* [Goal]:
Compile every line that includes the word "EURRUB".
· · · ·
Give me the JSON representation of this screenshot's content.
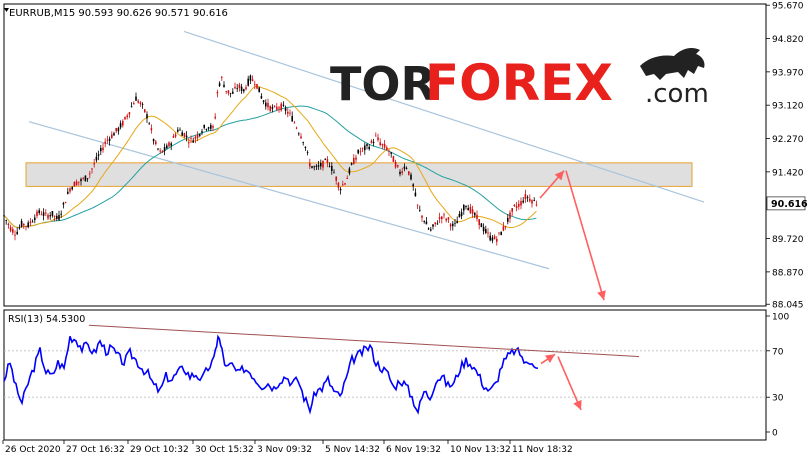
{
  "header": {
    "symbol_line": "EURRUB,M15  90.593 90.626 90.571 90.616"
  },
  "watermark": {
    "text_dark": "TOR",
    "text_red": "FOREX",
    "text_com": ".com"
  },
  "colors": {
    "background": "#ffffff",
    "candle_up": "#000000",
    "candle_down": "#d01010",
    "ma_fast": "#e6a817",
    "ma_slow": "#26a0a0",
    "channel": "#a8c4dc",
    "zone_fill": "#d9d9d9",
    "zone_border": "#e8a030",
    "arrow": "#ff5f5f",
    "rsi_line": "#0000ff",
    "rsi_trendline": "#a05050",
    "price_label_bg": "#ffffff"
  },
  "chart_data": [
    {
      "type": "candlestick",
      "title": "EURRUB,M15",
      "ohlc_header": "90.593 90.626 90.571 90.616",
      "y_ticks": [
        "95.670",
        "94.820",
        "93.970",
        "93.120",
        "92.270",
        "91.420",
        "90.616",
        "89.720",
        "88.870",
        "88.045"
      ],
      "current_price_label": "90.616",
      "ylim": [
        88.0,
        95.7
      ],
      "x_ticks": [
        "26 Oct 2020",
        "27 Oct 16:32",
        "29 Oct 10:32",
        "30 Oct 15:32",
        "3 Nov 09:32",
        "5 Nov 14:32",
        "6 Nov 19:32",
        "10 Nov 13:32",
        "11 Nov 18:32"
      ],
      "price_path": [
        [
          0,
          90.3
        ],
        [
          6,
          90.0
        ],
        [
          12,
          89.85
        ],
        [
          18,
          90.1
        ],
        [
          24,
          90.05
        ],
        [
          30,
          90.25
        ],
        [
          36,
          90.4
        ],
        [
          42,
          90.3
        ],
        [
          48,
          90.35
        ],
        [
          54,
          90.2
        ],
        [
          60,
          90.6
        ],
        [
          66,
          91.0
        ],
        [
          72,
          91.15
        ],
        [
          78,
          91.2
        ],
        [
          84,
          91.3
        ],
        [
          90,
          91.6
        ],
        [
          96,
          91.9
        ],
        [
          102,
          92.2
        ],
        [
          108,
          92.35
        ],
        [
          114,
          92.5
        ],
        [
          120,
          92.7
        ],
        [
          126,
          93.0
        ],
        [
          132,
          93.3
        ],
        [
          138,
          93.1
        ],
        [
          144,
          92.8
        ],
        [
          150,
          92.2
        ],
        [
          156,
          91.9
        ],
        [
          162,
          92.0
        ],
        [
          168,
          92.2
        ],
        [
          174,
          92.5
        ],
        [
          180,
          92.4
        ],
        [
          186,
          92.2
        ],
        [
          192,
          92.3
        ],
        [
          198,
          92.5
        ],
        [
          204,
          92.6
        ],
        [
          210,
          92.5
        ],
        [
          214,
          93.6
        ],
        [
          218,
          93.8
        ],
        [
          222,
          93.5
        ],
        [
          228,
          93.4
        ],
        [
          234,
          93.6
        ],
        [
          240,
          93.5
        ],
        [
          246,
          93.8
        ],
        [
          252,
          93.7
        ],
        [
          258,
          93.3
        ],
        [
          264,
          93.1
        ],
        [
          270,
          93.0
        ],
        [
          276,
          93.1
        ],
        [
          282,
          93.0
        ],
        [
          288,
          92.8
        ],
        [
          294,
          92.5
        ],
        [
          300,
          92.2
        ],
        [
          306,
          91.6
        ],
        [
          312,
          91.5
        ],
        [
          318,
          91.6
        ],
        [
          324,
          91.7
        ],
        [
          330,
          91.4
        ],
        [
          336,
          91.0
        ],
        [
          342,
          91.2
        ],
        [
          348,
          91.6
        ],
        [
          354,
          91.9
        ],
        [
          360,
          92.0
        ],
        [
          366,
          92.1
        ],
        [
          372,
          92.3
        ],
        [
          378,
          92.1
        ],
        [
          384,
          92.0
        ],
        [
          390,
          91.7
        ],
        [
          396,
          91.4
        ],
        [
          402,
          91.6
        ],
        [
          408,
          91.2
        ],
        [
          414,
          90.5
        ],
        [
          420,
          90.2
        ],
        [
          426,
          89.9
        ],
        [
          432,
          90.1
        ],
        [
          438,
          90.3
        ],
        [
          444,
          90.2
        ],
        [
          450,
          90.0
        ],
        [
          456,
          90.3
        ],
        [
          462,
          90.6
        ],
        [
          468,
          90.4
        ],
        [
          474,
          90.2
        ],
        [
          480,
          89.95
        ],
        [
          486,
          89.75
        ],
        [
          492,
          89.7
        ],
        [
          498,
          89.9
        ],
        [
          504,
          90.2
        ],
        [
          510,
          90.5
        ],
        [
          516,
          90.6
        ],
        [
          522,
          90.8
        ],
        [
          528,
          90.7
        ],
        [
          534,
          90.6
        ]
      ],
      "channel_lines": [
        {
          "name": "upper",
          "from": [
            180,
            95.0
          ],
          "to": [
            700,
            90.65
          ]
        },
        {
          "name": "lower",
          "from": [
            25,
            92.7
          ],
          "to": [
            545,
            88.95
          ]
        }
      ],
      "resistance_zone": {
        "from_x": 22,
        "to_x": 688,
        "y_top": 91.65,
        "y_bottom": 91.05
      },
      "forecast_arrows": [
        {
          "from": [
            536,
            90.75
          ],
          "to": [
            560,
            91.45
          ]
        },
        {
          "from": [
            562,
            91.45
          ],
          "to": [
            600,
            88.15
          ]
        }
      ]
    },
    {
      "type": "line",
      "title": "RSI(13) 54.5300",
      "y_ticks": [
        "100",
        "70",
        "30",
        "0"
      ],
      "ylim": [
        0,
        100
      ],
      "rsi_path": [
        [
          0,
          45
        ],
        [
          6,
          60
        ],
        [
          12,
          38
        ],
        [
          18,
          25
        ],
        [
          24,
          42
        ],
        [
          30,
          56
        ],
        [
          36,
          70
        ],
        [
          42,
          52
        ],
        [
          48,
          48
        ],
        [
          54,
          60
        ],
        [
          60,
          55
        ],
        [
          66,
          82
        ],
        [
          72,
          80
        ],
        [
          78,
          72
        ],
        [
          84,
          75
        ],
        [
          90,
          68
        ],
        [
          96,
          78
        ],
        [
          102,
          70
        ],
        [
          108,
          72
        ],
        [
          114,
          65
        ],
        [
          120,
          60
        ],
        [
          126,
          68
        ],
        [
          132,
          62
        ],
        [
          138,
          55
        ],
        [
          144,
          50
        ],
        [
          150,
          40
        ],
        [
          156,
          35
        ],
        [
          162,
          48
        ],
        [
          168,
          45
        ],
        [
          174,
          52
        ],
        [
          180,
          55
        ],
        [
          186,
          48
        ],
        [
          192,
          50
        ],
        [
          198,
          45
        ],
        [
          204,
          55
        ],
        [
          210,
          62
        ],
        [
          214,
          84
        ],
        [
          218,
          70
        ],
        [
          222,
          55
        ],
        [
          228,
          58
        ],
        [
          234,
          50
        ],
        [
          240,
          55
        ],
        [
          246,
          52
        ],
        [
          252,
          45
        ],
        [
          258,
          40
        ],
        [
          264,
          42
        ],
        [
          270,
          38
        ],
        [
          276,
          45
        ],
        [
          282,
          48
        ],
        [
          288,
          42
        ],
        [
          294,
          45
        ],
        [
          300,
          30
        ],
        [
          306,
          20
        ],
        [
          312,
          35
        ],
        [
          318,
          38
        ],
        [
          324,
          45
        ],
        [
          330,
          35
        ],
        [
          336,
          30
        ],
        [
          342,
          45
        ],
        [
          348,
          62
        ],
        [
          354,
          66
        ],
        [
          360,
          70
        ],
        [
          366,
          74
        ],
        [
          372,
          60
        ],
        [
          378,
          55
        ],
        [
          384,
          50
        ],
        [
          390,
          38
        ],
        [
          396,
          45
        ],
        [
          402,
          40
        ],
        [
          408,
          30
        ],
        [
          414,
          18
        ],
        [
          420,
          35
        ],
        [
          426,
          30
        ],
        [
          432,
          45
        ],
        [
          438,
          48
        ],
        [
          444,
          40
        ],
        [
          450,
          42
        ],
        [
          456,
          55
        ],
        [
          462,
          62
        ],
        [
          468,
          58
        ],
        [
          474,
          50
        ],
        [
          480,
          40
        ],
        [
          486,
          35
        ],
        [
          492,
          42
        ],
        [
          498,
          58
        ],
        [
          504,
          65
        ],
        [
          510,
          70
        ],
        [
          516,
          68
        ],
        [
          522,
          58
        ],
        [
          528,
          62
        ],
        [
          534,
          55
        ]
      ],
      "trendline": {
        "from": [
          85,
          92
        ],
        "to": [
          635,
          65
        ]
      },
      "levels": [
        70,
        30
      ],
      "forecast_arrows": [
        {
          "from": [
            537,
            59
          ],
          "to": [
            551,
            67
          ]
        },
        {
          "from": [
            554,
            65
          ],
          "to": [
            577,
            19
          ]
        }
      ]
    }
  ]
}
· · · ·
* [Expected answer]:
    "symbol_line": "EURRUB,M15  90.593 90.626 90.571 90.616"
      "title": "EURRUB,M15",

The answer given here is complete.